_WHAT THE TASK ASKS_:
Each entry below should be returned exactly as is, with the pictures removed.
* Start *
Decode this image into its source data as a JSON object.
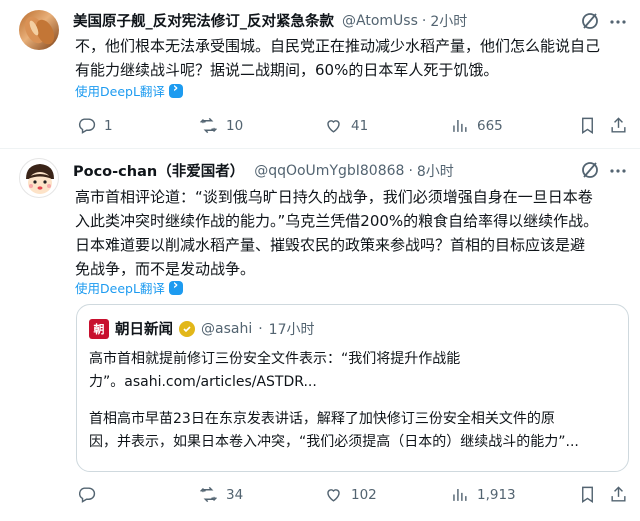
{
  "tweet1": {
    "display_name": "美国原子舰_反对宪法修订_反对紧急条款",
    "handle": "@AtomUss",
    "sep": "·",
    "time": "2小时",
    "text_line1": "不，他们根本无法承受围城。自民党正在推动减少水稻产量，他们怎么能说自己",
    "text_line2": "有能力继续战斗呢？据说二战期间，60%的日本军人死于饥饿。",
    "translate_label": "使用DeepL翻译",
    "replies": "1",
    "retweets": "10",
    "likes": "41",
    "views": "665"
  },
  "tweet2": {
    "display_name": "Poco-chan（非爱国者）",
    "handle": "@qqOoUmYgbI80868",
    "sep": "·",
    "time": "8小时",
    "text_line1": "高市首相评论道：“谈到俄乌旷日持久的战争，我们必须增强自身在一旦日本卷",
    "text_line2": "入此类冲突时继续作战的能力。”乌克兰凭借200%的粮食自给率得以继续作战。",
    "text_line3": "日本难道要以削减水稻产量、摧毁农民的政策来参战吗？首相的目标应该是避",
    "text_line4": "免战争，而不是发动战争。",
    "translate_label": "使用DeepL翻译",
    "quote": {
      "logo_char": "朝",
      "name": "朝日新闻",
      "handle": "@asahi",
      "sep": "·",
      "time": "17小时",
      "line1": "高市首相就提前修订三份安全文件表示：“我们将提升作战能",
      "line2": "力”。asahi.com/articles/ASTDR...",
      "line3": "首相高市早苗23日在东京发表讲话，解释了加快修订三份安全相关文件的原",
      "line4": "因，并表示，如果日本卷入冲突，“我们必须提高（日本的）继续战斗的能力”..."
    },
    "replies": "",
    "retweets": "34",
    "likes": "102",
    "views": "1,913"
  },
  "colors": {
    "text": "#0f1419",
    "muted": "#536471",
    "link": "#1d9bf0",
    "border": "#cfd9de",
    "asahi_red": "#c8102e",
    "verified_gold": "#e2b719"
  },
  "icons": [
    "grok-icon",
    "more-icon",
    "reply-icon",
    "retweet-icon",
    "like-icon",
    "views-icon",
    "bookmark-icon",
    "share-icon",
    "verified-icon"
  ]
}
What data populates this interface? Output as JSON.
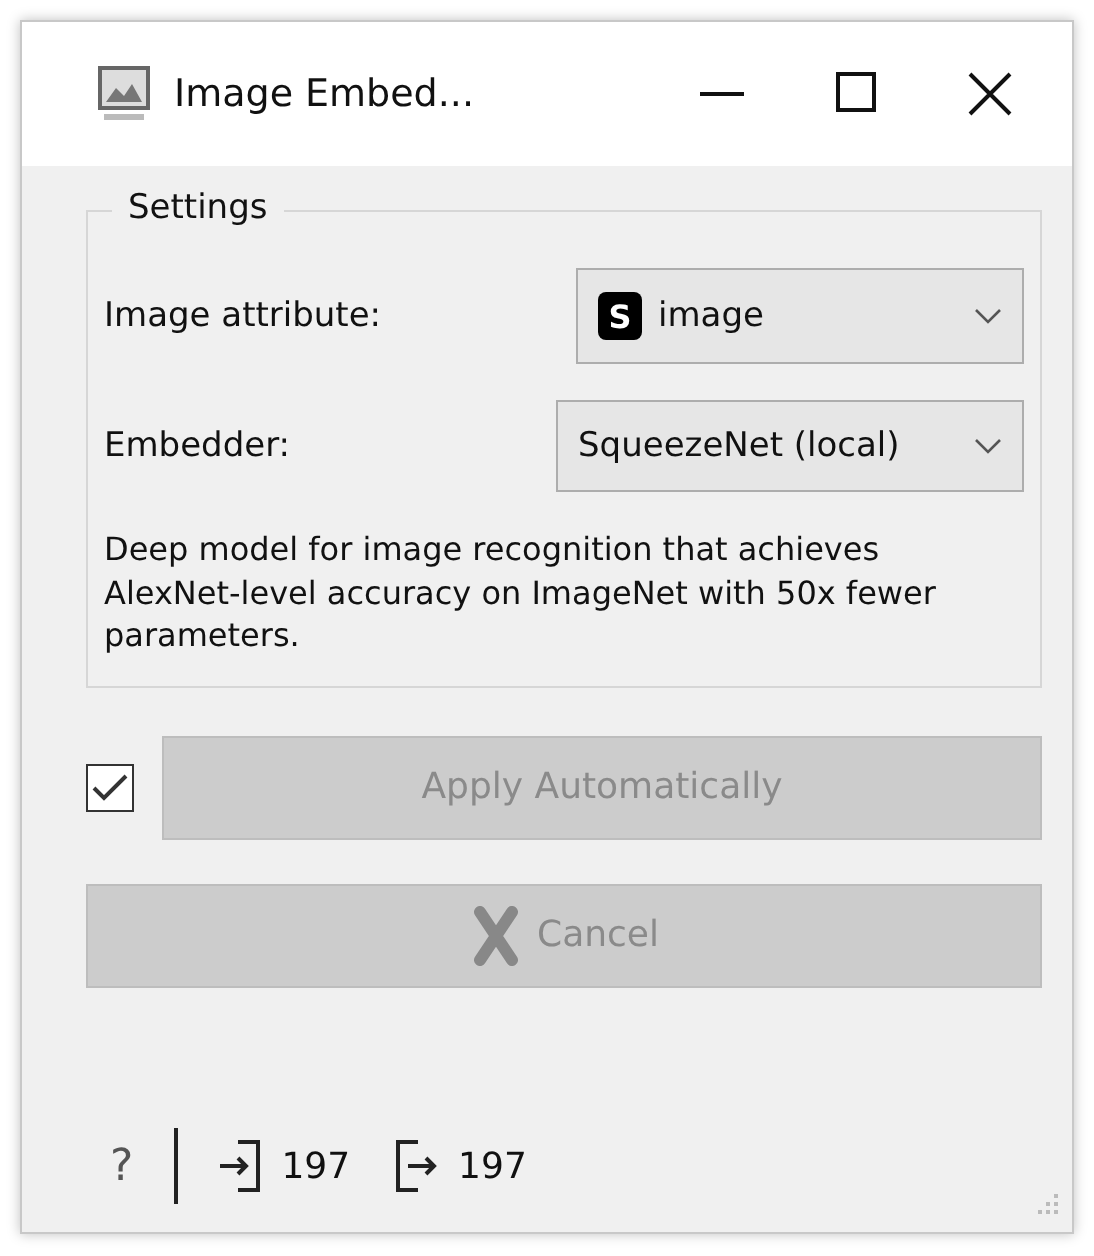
{
  "window": {
    "title": "Image Embed..."
  },
  "settings": {
    "title": "Settings",
    "image_attribute": {
      "label": "Image attribute:",
      "type_badge": "S",
      "value": "image"
    },
    "embedder": {
      "label": "Embedder:",
      "value": "SqueezeNet (local)"
    },
    "description": "Deep model for image recognition that achieves AlexNet-level accuracy on ImageNet with 50x fewer parameters."
  },
  "auto_apply": {
    "checked": true,
    "label": "Apply Automatically",
    "disabled": true
  },
  "cancel": {
    "label": "Cancel",
    "disabled": true
  },
  "status_bar": {
    "help": "?",
    "input_count": "197",
    "output_count": "197"
  }
}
* End *
_THE COMPLETED TASK_:
Decode this image into its source data as a JSON object.
{
  "tweet1": {
    "display_name": "美国原子舰_反对宪法修订_反对紧急条款",
    "handle": "@AtomUss",
    "sep": "·",
    "time": "2小时",
    "text_line1": "不，他们根本无法承受围城。自民党正在推动减少水稻产量，他们怎么能说自己",
    "text_line2": "有能力继续战斗呢？据说二战期间，60%的日本军人死于饥饿。",
    "translate_label": "使用DeepL翻译",
    "replies": "1",
    "retweets": "10",
    "likes": "41",
    "views": "665"
  },
  "tweet2": {
    "display_name": "Poco-chan（非爱国者）",
    "handle": "@qqOoUmYgbI80868",
    "sep": "·",
    "time": "8小时",
    "text_line1": "高市首相评论道：“谈到俄乌旷日持久的战争，我们必须增强自身在一旦日本卷",
    "text_line2": "入此类冲突时继续作战的能力。”乌克兰凭借200%的粮食自给率得以继续作战。",
    "text_line3": "日本难道要以削减水稻产量、摧毁农民的政策来参战吗？首相的目标应该是避",
    "text_line4": "免战争，而不是发动战争。",
    "translate_label": "使用DeepL翻译",
    "quote": {
      "logo_char": "朝",
      "name": "朝日新闻",
      "handle": "@asahi",
      "sep": "·",
      "time": "17小时",
      "line1": "高市首相就提前修订三份安全文件表示：“我们将提升作战能",
      "line2": "力”。asahi.com/articles/ASTDR...",
      "line3": "首相高市早苗23日在东京发表讲话，解释了加快修订三份安全相关文件的原",
      "line4": "因，并表示，如果日本卷入冲突，“我们必须提高（日本的）继续战斗的能力”..."
    },
    "replies": "",
    "retweets": "34",
    "likes": "102",
    "views": "1,913"
  },
  "colors": {
    "text": "#0f1419",
    "muted": "#536471",
    "link": "#1d9bf0",
    "border": "#cfd9de",
    "asahi_red": "#c8102e",
    "verified_gold": "#e2b719"
  },
  "icons": [
    "grok-icon",
    "more-icon",
    "reply-icon",
    "retweet-icon",
    "like-icon",
    "views-icon",
    "bookmark-icon",
    "share-icon",
    "verified-icon"
  ]
}
What data populates this interface? Output as JSON.
{
  "window": {
    "title": "Image Embed..."
  },
  "settings": {
    "title": "Settings",
    "image_attribute": {
      "label": "Image attribute:",
      "type_badge": "S",
      "value": "image"
    },
    "embedder": {
      "label": "Embedder:",
      "value": "SqueezeNet (local)"
    },
    "description": "Deep model for image recognition that achieves AlexNet-level accuracy on ImageNet with 50x fewer parameters."
  },
  "auto_apply": {
    "checked": true,
    "label": "Apply Automatically",
    "disabled": true
  },
  "cancel": {
    "label": "Cancel",
    "disabled": true
  },
  "status_bar": {
    "help": "?",
    "input_count": "197",
    "output_count": "197"
  }
}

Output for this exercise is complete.